* begin Task material *
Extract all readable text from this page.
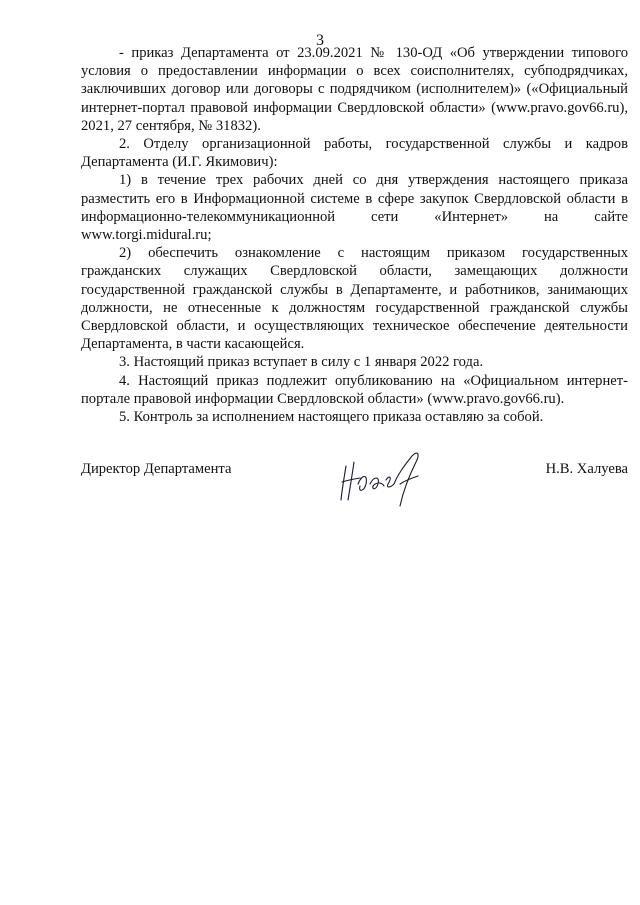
3

- приказ Департамента от 23.09.2021 № 130-ОД «Об утверждении типового условия о предоставлении информации о всех соисполнителях, субподрядчиках, заключивших договор или договоры с подрядчиком (исполнителем)» («Официальный интернет-портал правовой информации Свердловской области» (www.pravo.gov66.ru), 2021, 27 сентября, № 31832).

2. Отделу организационной работы, государственной службы и кадров Департамента (И.Г. Якимович):

1) в течение трех рабочих дней со дня утверждения настоящего приказа разместить его в Информационной системе в сфере закупок Свердловской области в информационно-телекоммуникационной сети «Интернет» на сайте www.torgi.midural.ru;

2) обеспечить ознакомление с настоящим приказом государственных гражданских служащих Свердловской области, замещающих должности государственной гражданской службы в Департаменте, и работников, занимающих должности, не отнесенные к должностям государственной гражданской службы Свердловской области, и осуществляющих техническое обеспечение деятельности Департамента, в части касающейся.

3. Настоящий приказ вступает в силу с 1 января 2022 года.

4. Настоящий приказ подлежит опубликованию на «Официальном интернет-портале правовой информации Свердловской области» (www.pravo.gov66.ru).

5. Контроль за исполнением настоящего приказа оставляю за собой.

Директор Департамента	Н.В. Халуева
* end Task material *
* Exercise requirements
Write out all the records again, exactly, minus any pictures.

* Task output
Extract all readable text from this page.
3

- приказ Департамента от 23.09.2021 № 130-ОД «Об утверждении типового условия о предоставлении информации о всех соисполнителях, субподрядчиках, заключивших договор или договоры с подрядчиком (исполнителем)» («Официальный интернет-портал правовой информации Свердловской области» (www.pravo.gov66.ru), 2021, 27 сентября, № 31832).

2. Отделу организационной работы, государственной службы и кадров Департамента (И.Г. Якимович):

1) в течение трех рабочих дней со дня утверждения настоящего приказа разместить его в Информационной системе в сфере закупок Свердловской области в информационно-телекоммуникационной сети «Интернет» на сайте www.torgi.midural.ru;

2) обеспечить ознакомление с настоящим приказом государственных гражданских служащих Свердловской области, замещающих должности государственной гражданской службы в Департаменте, и работников, занимающих должности, не отнесенные к должностям государственной гражданской службы Свердловской области, и осуществляющих техническое обеспечение деятельности Департамента, в части касающейся.

3. Настоящий приказ вступает в силу с 1 января 2022 года.

4. Настоящий приказ подлежит опубликованию на «Официальном интернет-портале правовой информации Свердловской области» (www.pravo.gov66.ru).

5. Контроль за исполнением настоящего приказа оставляю за собой.

Директор Департамента	Н.В. Халуева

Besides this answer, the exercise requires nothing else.